— Dataset excerpts —
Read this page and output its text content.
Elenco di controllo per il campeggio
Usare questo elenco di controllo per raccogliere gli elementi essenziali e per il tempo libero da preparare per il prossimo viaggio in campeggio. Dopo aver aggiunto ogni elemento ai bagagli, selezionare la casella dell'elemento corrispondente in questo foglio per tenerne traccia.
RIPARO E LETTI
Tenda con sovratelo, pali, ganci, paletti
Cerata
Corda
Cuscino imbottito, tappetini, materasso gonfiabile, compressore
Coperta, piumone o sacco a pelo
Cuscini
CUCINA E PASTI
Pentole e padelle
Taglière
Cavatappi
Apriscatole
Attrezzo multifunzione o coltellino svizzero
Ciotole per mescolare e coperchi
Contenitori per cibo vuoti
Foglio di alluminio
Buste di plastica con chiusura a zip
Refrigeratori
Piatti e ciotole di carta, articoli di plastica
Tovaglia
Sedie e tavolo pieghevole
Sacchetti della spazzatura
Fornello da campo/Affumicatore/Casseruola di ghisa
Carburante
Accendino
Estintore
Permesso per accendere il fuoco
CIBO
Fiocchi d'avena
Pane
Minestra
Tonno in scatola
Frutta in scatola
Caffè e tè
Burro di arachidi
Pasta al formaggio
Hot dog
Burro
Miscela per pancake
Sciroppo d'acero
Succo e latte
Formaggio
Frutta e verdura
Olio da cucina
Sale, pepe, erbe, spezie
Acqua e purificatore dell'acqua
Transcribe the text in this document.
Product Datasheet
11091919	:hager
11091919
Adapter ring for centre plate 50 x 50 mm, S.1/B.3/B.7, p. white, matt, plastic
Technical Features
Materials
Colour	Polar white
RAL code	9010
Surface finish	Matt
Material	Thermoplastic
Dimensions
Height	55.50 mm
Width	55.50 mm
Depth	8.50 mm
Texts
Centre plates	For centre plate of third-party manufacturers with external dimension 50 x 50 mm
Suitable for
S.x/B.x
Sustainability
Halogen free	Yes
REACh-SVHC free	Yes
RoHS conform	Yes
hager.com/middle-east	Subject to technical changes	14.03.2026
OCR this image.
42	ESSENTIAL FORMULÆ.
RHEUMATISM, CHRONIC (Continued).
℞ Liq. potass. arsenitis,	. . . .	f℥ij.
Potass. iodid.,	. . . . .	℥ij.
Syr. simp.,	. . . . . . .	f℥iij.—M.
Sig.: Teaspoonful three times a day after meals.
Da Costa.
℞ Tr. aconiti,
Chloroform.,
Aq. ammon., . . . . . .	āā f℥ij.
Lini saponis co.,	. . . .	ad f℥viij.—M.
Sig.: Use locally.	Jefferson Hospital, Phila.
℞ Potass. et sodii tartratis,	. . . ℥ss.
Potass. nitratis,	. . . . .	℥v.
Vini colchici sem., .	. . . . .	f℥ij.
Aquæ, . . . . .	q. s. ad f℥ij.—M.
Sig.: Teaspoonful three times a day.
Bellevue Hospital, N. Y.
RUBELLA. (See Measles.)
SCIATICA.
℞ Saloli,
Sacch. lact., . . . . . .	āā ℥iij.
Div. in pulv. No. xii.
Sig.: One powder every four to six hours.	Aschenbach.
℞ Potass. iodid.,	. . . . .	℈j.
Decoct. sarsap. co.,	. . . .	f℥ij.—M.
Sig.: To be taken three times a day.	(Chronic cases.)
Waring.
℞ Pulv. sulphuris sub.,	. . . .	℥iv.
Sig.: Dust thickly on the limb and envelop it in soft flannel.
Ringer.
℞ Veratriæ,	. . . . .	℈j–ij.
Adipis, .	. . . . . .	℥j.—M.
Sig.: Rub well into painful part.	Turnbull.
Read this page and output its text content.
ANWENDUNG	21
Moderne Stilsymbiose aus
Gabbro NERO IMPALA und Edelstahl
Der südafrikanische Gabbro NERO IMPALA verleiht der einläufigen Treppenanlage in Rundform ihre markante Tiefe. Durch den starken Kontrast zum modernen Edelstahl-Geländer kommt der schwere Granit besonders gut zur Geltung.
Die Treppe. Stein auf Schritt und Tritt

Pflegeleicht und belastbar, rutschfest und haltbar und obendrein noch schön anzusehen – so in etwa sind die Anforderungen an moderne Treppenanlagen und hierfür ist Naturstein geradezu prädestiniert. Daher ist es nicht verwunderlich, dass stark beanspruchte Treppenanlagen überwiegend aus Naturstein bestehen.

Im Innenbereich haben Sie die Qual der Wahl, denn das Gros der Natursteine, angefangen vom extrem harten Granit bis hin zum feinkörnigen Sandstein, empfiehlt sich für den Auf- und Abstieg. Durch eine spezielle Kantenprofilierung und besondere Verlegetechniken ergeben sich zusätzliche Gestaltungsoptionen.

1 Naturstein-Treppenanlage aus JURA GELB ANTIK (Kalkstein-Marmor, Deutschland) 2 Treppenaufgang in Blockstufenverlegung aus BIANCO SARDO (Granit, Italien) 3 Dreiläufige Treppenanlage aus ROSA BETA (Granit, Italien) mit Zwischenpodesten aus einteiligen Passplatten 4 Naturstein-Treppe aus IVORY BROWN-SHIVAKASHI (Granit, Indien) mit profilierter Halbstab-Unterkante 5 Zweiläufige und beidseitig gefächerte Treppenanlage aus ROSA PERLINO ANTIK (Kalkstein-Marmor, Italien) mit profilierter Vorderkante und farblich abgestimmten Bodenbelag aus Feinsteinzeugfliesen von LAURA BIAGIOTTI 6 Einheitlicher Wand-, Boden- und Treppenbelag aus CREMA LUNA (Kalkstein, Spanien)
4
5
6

— What you are asked to do —
Go through the material and copy out every line with "free" in it.

— Task result —
Halogen free	Yes
REACh-SVHC free	Yes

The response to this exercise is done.